What the task asks:
Present the lines of data below, from the line containing "most 100 elements." through the line containing "data-point — [554, 270, 563, 279]", as a Markdown table with the columns Number and Entry. Omit blank lines.

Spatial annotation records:
** start **

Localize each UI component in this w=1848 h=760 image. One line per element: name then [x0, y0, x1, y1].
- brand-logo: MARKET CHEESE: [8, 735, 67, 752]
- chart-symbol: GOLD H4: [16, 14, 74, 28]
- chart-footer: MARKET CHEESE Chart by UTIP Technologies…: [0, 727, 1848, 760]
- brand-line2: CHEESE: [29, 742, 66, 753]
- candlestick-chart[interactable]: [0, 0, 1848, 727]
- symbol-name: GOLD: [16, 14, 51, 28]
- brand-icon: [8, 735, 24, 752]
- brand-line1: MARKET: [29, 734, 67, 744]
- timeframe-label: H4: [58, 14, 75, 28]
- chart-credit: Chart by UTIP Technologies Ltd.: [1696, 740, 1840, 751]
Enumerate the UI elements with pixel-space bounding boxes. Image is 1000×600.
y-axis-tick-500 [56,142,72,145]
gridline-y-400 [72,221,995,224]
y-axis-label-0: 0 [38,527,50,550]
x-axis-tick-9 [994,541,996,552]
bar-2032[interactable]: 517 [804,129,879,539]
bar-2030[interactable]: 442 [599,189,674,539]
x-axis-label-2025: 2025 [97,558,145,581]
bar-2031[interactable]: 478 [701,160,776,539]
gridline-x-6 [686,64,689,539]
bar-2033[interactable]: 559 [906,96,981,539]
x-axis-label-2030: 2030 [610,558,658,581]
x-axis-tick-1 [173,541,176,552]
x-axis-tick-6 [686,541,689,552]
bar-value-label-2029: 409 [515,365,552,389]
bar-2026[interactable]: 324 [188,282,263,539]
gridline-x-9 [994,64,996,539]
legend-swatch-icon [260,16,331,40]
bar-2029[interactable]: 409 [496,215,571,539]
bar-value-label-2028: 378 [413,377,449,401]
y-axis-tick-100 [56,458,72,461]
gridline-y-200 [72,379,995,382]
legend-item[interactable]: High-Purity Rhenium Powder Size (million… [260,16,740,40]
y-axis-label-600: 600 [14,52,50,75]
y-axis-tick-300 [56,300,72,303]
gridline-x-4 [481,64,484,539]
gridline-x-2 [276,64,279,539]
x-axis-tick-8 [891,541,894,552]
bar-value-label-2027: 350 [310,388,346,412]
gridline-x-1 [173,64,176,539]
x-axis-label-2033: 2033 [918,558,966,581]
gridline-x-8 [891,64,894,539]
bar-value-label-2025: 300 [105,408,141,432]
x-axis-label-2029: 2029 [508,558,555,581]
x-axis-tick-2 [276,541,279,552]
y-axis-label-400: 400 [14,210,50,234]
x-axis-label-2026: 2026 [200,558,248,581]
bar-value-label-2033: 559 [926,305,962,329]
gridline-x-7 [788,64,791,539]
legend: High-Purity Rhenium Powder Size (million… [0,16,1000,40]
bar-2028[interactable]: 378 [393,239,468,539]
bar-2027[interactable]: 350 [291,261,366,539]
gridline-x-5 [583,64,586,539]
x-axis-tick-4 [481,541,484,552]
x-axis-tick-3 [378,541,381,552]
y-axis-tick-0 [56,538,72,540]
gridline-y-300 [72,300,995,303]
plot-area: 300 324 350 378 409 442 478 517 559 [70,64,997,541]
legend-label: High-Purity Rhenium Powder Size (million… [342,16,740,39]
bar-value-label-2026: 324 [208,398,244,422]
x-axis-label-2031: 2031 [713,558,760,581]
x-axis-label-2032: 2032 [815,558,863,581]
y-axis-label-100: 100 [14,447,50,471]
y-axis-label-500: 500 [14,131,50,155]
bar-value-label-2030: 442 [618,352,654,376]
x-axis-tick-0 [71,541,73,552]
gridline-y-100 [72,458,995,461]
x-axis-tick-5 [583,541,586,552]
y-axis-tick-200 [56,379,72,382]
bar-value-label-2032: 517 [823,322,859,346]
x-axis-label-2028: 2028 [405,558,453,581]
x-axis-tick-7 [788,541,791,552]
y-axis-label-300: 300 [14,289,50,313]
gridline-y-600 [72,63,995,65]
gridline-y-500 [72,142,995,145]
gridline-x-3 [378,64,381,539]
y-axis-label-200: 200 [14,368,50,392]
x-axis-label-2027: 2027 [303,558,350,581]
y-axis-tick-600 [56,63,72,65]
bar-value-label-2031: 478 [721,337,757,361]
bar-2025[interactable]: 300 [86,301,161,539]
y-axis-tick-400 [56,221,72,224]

** end **
** start **

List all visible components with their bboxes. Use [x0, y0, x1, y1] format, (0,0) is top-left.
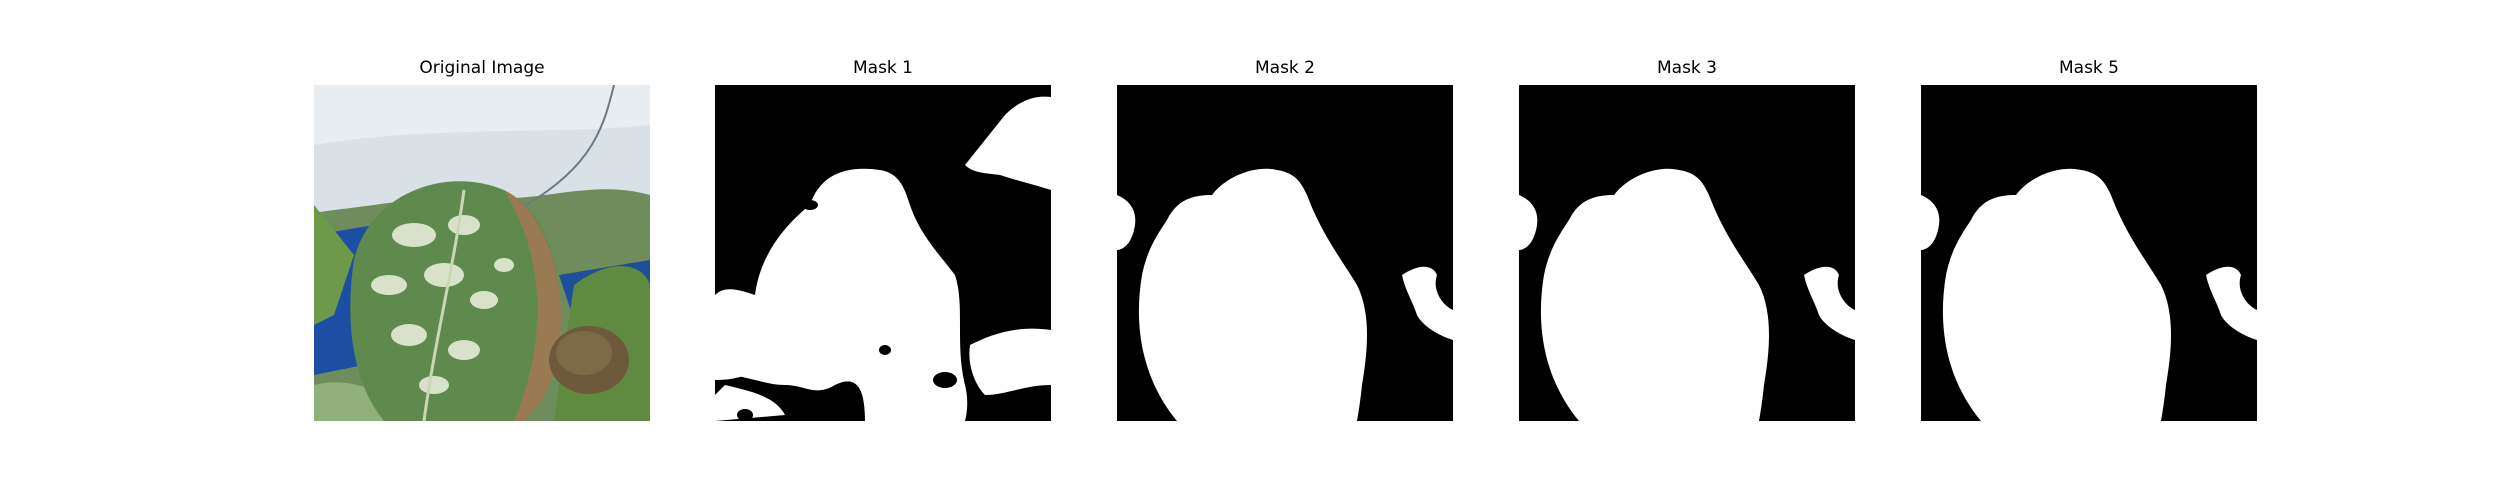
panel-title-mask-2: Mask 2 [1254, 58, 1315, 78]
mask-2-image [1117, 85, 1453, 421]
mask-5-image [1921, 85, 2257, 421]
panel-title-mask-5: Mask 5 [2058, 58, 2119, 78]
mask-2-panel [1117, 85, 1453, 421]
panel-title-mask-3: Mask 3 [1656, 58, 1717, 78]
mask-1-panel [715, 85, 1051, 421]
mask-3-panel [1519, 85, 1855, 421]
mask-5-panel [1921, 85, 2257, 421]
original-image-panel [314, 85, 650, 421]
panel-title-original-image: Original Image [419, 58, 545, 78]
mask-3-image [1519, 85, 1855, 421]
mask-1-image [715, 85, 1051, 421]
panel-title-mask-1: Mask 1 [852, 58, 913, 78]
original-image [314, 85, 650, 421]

** end **
** start **

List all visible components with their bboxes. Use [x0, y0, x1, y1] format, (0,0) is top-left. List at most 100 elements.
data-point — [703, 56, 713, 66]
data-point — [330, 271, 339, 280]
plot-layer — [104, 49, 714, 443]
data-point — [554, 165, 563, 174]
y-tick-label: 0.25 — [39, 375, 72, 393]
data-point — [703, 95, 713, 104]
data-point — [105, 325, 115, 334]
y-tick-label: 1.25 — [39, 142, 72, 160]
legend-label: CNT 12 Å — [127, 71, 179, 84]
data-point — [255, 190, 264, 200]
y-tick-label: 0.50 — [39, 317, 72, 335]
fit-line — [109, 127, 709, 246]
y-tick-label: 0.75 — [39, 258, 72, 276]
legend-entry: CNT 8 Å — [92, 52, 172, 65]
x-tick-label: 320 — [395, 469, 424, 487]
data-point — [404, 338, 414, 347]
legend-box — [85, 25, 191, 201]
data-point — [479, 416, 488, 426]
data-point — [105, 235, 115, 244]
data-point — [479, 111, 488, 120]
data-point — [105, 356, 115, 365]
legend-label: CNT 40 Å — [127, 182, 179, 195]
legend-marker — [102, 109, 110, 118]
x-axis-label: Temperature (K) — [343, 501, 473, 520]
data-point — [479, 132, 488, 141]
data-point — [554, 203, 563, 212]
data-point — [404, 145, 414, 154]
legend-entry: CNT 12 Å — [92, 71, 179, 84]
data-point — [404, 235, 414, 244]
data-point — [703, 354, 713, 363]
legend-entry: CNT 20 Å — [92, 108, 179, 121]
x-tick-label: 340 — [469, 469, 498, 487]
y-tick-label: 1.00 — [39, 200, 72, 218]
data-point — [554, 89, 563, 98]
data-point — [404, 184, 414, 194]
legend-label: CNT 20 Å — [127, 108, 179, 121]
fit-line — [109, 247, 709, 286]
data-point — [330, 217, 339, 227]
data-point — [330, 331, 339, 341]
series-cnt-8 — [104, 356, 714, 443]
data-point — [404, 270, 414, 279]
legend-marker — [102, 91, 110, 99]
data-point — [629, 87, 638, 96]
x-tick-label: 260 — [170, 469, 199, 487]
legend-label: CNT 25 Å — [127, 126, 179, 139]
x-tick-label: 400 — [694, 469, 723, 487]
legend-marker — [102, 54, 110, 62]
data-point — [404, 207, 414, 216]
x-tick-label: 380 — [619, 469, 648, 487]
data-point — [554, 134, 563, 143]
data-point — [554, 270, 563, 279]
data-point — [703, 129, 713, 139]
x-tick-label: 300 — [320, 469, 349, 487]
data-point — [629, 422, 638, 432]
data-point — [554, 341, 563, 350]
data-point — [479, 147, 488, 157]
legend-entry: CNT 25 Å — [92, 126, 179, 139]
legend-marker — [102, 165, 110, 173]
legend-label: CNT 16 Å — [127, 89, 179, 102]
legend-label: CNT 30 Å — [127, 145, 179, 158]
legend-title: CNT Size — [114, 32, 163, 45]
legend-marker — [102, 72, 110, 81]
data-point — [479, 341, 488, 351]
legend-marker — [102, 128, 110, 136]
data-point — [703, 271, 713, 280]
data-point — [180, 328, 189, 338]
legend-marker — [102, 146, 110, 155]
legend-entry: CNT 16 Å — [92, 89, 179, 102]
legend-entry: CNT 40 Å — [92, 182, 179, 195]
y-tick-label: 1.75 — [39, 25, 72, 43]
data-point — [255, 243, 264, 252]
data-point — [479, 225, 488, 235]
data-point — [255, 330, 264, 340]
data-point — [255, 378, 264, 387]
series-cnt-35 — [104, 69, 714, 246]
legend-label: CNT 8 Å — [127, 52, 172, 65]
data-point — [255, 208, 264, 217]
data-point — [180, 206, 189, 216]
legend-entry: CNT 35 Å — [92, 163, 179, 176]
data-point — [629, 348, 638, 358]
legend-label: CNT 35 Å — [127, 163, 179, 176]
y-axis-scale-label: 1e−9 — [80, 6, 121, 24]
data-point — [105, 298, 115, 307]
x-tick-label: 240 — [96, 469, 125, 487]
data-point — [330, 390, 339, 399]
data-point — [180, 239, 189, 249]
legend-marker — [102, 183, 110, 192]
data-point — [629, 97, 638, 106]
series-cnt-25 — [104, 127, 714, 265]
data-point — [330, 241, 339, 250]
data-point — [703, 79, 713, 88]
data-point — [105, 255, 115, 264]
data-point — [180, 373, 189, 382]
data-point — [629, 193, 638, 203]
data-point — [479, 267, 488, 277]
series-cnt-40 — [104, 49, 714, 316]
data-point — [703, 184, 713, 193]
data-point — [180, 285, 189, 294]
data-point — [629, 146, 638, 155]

** end **

Solution to this task:
| Number | Entry |
|---|---|
| 1 | List all visible components with their bboxes. Use [x0, y0, x1, y1] format, (0,0) is top-left. List at most 100 elements. |
| 2 | data-point — [703, 56, 713, 66] |
| 3 | data-point — [330, 271, 339, 280] |
| 4 | plot-layer — [104, 49, 714, 443] |
| 5 | data-point — [554, 165, 563, 174] |
| 6 | y-tick-label: 0.25 — [39, 375, 72, 393] |
| 7 | data-point — [703, 95, 713, 104] |
| 8 | data-point — [105, 325, 115, 334] |
| 9 | y-tick-label: 1.25 — [39, 142, 72, 160] |
| 10 | legend-label: CNT 12 Å — [127, 71, 179, 84] |
| 11 | data-point — [255, 190, 264, 200] |
| 12 | y-tick-label: 0.50 — [39, 317, 72, 335] |
| 13 | fit-line — [109, 127, 709, 246] |
| 14 | y-tick-label: 0.75 — [39, 258, 72, 276] |
| 15 | legend-entry: CNT 8 Å — [92, 52, 172, 65] |
| 16 | x-tick-label: 320 — [395, 469, 424, 487] |
| 17 | data-point — [404, 338, 414, 347] |
| 18 | legend-box — [85, 25, 191, 201] |
| 19 | data-point — [479, 416, 488, 426] |
| 20 | data-point — [105, 235, 115, 244] |
| 21 | data-point — [479, 111, 488, 120] |
| 22 | data-point — [105, 356, 115, 365] |
| 23 | legend-label: CNT 40 Å — [127, 182, 179, 195] |
| 24 | legend-marker — [102, 109, 110, 118] |
| 25 | x-axis-label: Temperature (K) — [343, 501, 473, 520] |
| 26 | data-point — [479, 132, 488, 141] |
| 27 | data-point — [554, 203, 563, 212] |
| 28 | data-point — [404, 145, 414, 154] |
| 29 | legend-entry: CNT 12 Å — [92, 71, 179, 84] |
| 30 | data-point — [404, 235, 414, 244] |
| 31 | data-point — [703, 354, 713, 363] |
| 32 | legend-entry: CNT 20 Å — [92, 108, 179, 121] |
| 33 | x-tick-label: 340 — [469, 469, 498, 487] |
| 34 | y-tick-label: 1.00 — [39, 200, 72, 218] |
| 35 | data-point — [554, 89, 563, 98] |
| 36 | data-point — [404, 184, 414, 194] |
| 37 | legend-label: CNT 20 Å — [127, 108, 179, 121] |
| 38 | fit-line — [109, 247, 709, 286] |
| 39 | data-point — [330, 217, 339, 227] |
| 40 | data-point — [330, 331, 339, 341] |
| 41 | series-cnt-8 — [104, 356, 714, 443] |
| 42 | data-point — [404, 270, 414, 279] |
| 43 | legend-marker — [102, 91, 110, 99] |
| 44 | data-point — [629, 87, 638, 96] |
| 45 | x-tick-label: 260 — [170, 469, 199, 487] |
| 46 | legend-label: CNT 25 Å — [127, 126, 179, 139] |
| 47 | x-tick-label: 400 — [694, 469, 723, 487] |
| 48 | legend-marker — [102, 54, 110, 62] |
| 49 | data-point — [404, 207, 414, 216] |
| 50 | x-tick-label: 380 — [619, 469, 648, 487] |
| 51 | data-point — [554, 134, 563, 143] |
| 52 | data-point — [554, 270, 563, 279] |